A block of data
===
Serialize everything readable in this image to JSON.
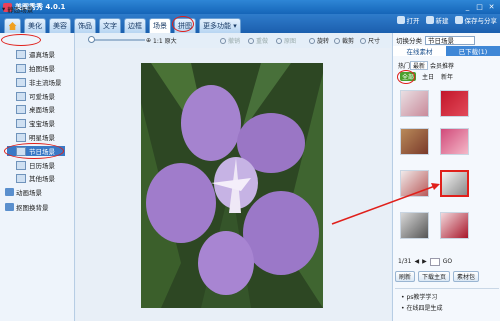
{
  "app": {
    "title": "美图秀秀 4.0.1"
  },
  "window_controls": [
    "_",
    "□",
    "✕"
  ],
  "tabs": [
    {
      "icon": "home-icon"
    },
    {
      "label": "美化"
    },
    {
      "label": "美容"
    },
    {
      "label": "饰品"
    },
    {
      "label": "文字"
    },
    {
      "label": "边框"
    },
    {
      "label": "场景",
      "active": true
    },
    {
      "label": "拼图"
    },
    {
      "label": "更多功能 ▾"
    }
  ],
  "title_actions": {
    "open": "打开",
    "new": "新建",
    "save": "保存与分享"
  },
  "left_panel": {
    "root": "静态场景",
    "items": [
      "逼真场景",
      "拍图场景",
      "非主流场景",
      "可爱场景",
      "桌面场景",
      "宝宝场景",
      "明星场景",
      "节日场景",
      "日历场景",
      "其他场景"
    ],
    "selected_index": 7,
    "bottom": [
      "动画场景",
      "抠图换背景"
    ]
  },
  "toolbar": {
    "zoom_label": "1:1 原大",
    "rotate": "旋转",
    "crop": "裁剪",
    "size": "尺寸",
    "undo": "撤销",
    "redo": "重做",
    "original": "原图"
  },
  "right_panel": {
    "category_label": "切换分类",
    "category_value": "节日场景",
    "tabs": [
      "在线素材",
      "已下载(1)"
    ],
    "subtabs": [
      "热门",
      "最新",
      "会员推荐"
    ],
    "cats": [
      "全部",
      "主日",
      "新年"
    ],
    "pager": "1/31",
    "go": "GO",
    "buttons": [
      "刷新",
      "下载主页",
      "素材包"
    ],
    "help": [
      "ps教学学习",
      "在线四是生成"
    ]
  },
  "colors": {
    "accent": "#2f7ccb",
    "highlight": "#e0201b",
    "category_green": "#4aa02c"
  }
}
===
(Exercise goal) Without the pictures, write out the whole listing above exactly as it appears.

(Output of the task)
Serialize everything readable in this image to JSON.
{
  "app": {
    "title": "美图秀秀 4.0.1"
  },
  "window_controls": [
    "_",
    "□",
    "✕"
  ],
  "tabs": [
    {
      "icon": "home-icon"
    },
    {
      "label": "美化"
    },
    {
      "label": "美容"
    },
    {
      "label": "饰品"
    },
    {
      "label": "文字"
    },
    {
      "label": "边框"
    },
    {
      "label": "场景",
      "active": true
    },
    {
      "label": "拼图"
    },
    {
      "label": "更多功能 ▾"
    }
  ],
  "title_actions": {
    "open": "打开",
    "new": "新建",
    "save": "保存与分享"
  },
  "left_panel": {
    "root": "静态场景",
    "items": [
      "逼真场景",
      "拍图场景",
      "非主流场景",
      "可爱场景",
      "桌面场景",
      "宝宝场景",
      "明星场景",
      "节日场景",
      "日历场景",
      "其他场景"
    ],
    "selected_index": 7,
    "bottom": [
      "动画场景",
      "抠图换背景"
    ]
  },
  "toolbar": {
    "zoom_label": "1:1 原大",
    "rotate": "旋转",
    "crop": "裁剪",
    "size": "尺寸",
    "undo": "撤销",
    "redo": "重做",
    "original": "原图"
  },
  "right_panel": {
    "category_label": "切换分类",
    "category_value": "节日场景",
    "tabs": [
      "在线素材",
      "已下载(1)"
    ],
    "subtabs": [
      "热门",
      "最新",
      "会员推荐"
    ],
    "cats": [
      "全部",
      "主日",
      "新年"
    ],
    "pager": "1/31",
    "go": "GO",
    "buttons": [
      "刷新",
      "下载主页",
      "素材包"
    ],
    "help": [
      "ps教学学习",
      "在线四是生成"
    ]
  },
  "colors": {
    "accent": "#2f7ccb",
    "highlight": "#e0201b",
    "category_green": "#4aa02c"
  }
}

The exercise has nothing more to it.